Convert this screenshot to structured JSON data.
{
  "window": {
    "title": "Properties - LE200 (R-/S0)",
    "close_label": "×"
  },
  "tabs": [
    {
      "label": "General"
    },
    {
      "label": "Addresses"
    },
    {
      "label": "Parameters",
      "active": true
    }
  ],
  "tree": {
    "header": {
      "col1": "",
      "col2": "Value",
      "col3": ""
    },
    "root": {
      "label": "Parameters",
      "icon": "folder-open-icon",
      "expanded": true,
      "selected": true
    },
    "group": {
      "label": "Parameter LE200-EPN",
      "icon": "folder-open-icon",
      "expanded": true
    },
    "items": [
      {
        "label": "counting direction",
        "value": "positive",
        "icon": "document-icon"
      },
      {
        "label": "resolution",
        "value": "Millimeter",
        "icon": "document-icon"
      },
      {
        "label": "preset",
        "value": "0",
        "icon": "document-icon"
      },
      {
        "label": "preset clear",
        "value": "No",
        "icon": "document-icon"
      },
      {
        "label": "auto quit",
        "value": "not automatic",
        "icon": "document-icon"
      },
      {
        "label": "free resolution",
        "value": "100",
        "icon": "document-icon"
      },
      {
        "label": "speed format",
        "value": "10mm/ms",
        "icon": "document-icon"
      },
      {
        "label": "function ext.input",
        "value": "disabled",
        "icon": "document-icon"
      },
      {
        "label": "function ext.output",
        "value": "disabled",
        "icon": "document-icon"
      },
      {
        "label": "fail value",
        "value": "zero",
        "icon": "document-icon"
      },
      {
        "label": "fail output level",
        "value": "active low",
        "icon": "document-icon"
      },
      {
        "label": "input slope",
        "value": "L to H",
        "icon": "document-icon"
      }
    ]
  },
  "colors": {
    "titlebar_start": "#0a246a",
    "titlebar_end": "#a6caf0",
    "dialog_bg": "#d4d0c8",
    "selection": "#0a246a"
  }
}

◆ Required task
Print the complete listing again, exactly as it stands.

◆ The output
Convert this screenshot to structured JSON data.
{
  "window": {
    "title": "Properties - LE200 (R-/S0)",
    "close_label": "×"
  },
  "tabs": [
    {
      "label": "General"
    },
    {
      "label": "Addresses"
    },
    {
      "label": "Parameters",
      "active": true
    }
  ],
  "tree": {
    "header": {
      "col1": "",
      "col2": "Value",
      "col3": ""
    },
    "root": {
      "label": "Parameters",
      "icon": "folder-open-icon",
      "expanded": true,
      "selected": true
    },
    "group": {
      "label": "Parameter LE200-EPN",
      "icon": "folder-open-icon",
      "expanded": true
    },
    "items": [
      {
        "label": "counting direction",
        "value": "positive",
        "icon": "document-icon"
      },
      {
        "label": "resolution",
        "value": "Millimeter",
        "icon": "document-icon"
      },
      {
        "label": "preset",
        "value": "0",
        "icon": "document-icon"
      },
      {
        "label": "preset clear",
        "value": "No",
        "icon": "document-icon"
      },
      {
        "label": "auto quit",
        "value": "not automatic",
        "icon": "document-icon"
      },
      {
        "label": "free resolution",
        "value": "100",
        "icon": "document-icon"
      },
      {
        "label": "speed format",
        "value": "10mm/ms",
        "icon": "document-icon"
      },
      {
        "label": "function ext.input",
        "value": "disabled",
        "icon": "document-icon"
      },
      {
        "label": "function ext.output",
        "value": "disabled",
        "icon": "document-icon"
      },
      {
        "label": "fail value",
        "value": "zero",
        "icon": "document-icon"
      },
      {
        "label": "fail output level",
        "value": "active low",
        "icon": "document-icon"
      },
      {
        "label": "input slope",
        "value": "L to H",
        "icon": "document-icon"
      }
    ]
  },
  "colors": {
    "titlebar_start": "#0a246a",
    "titlebar_end": "#a6caf0",
    "dialog_bg": "#d4d0c8",
    "selection": "#0a246a"
  }
}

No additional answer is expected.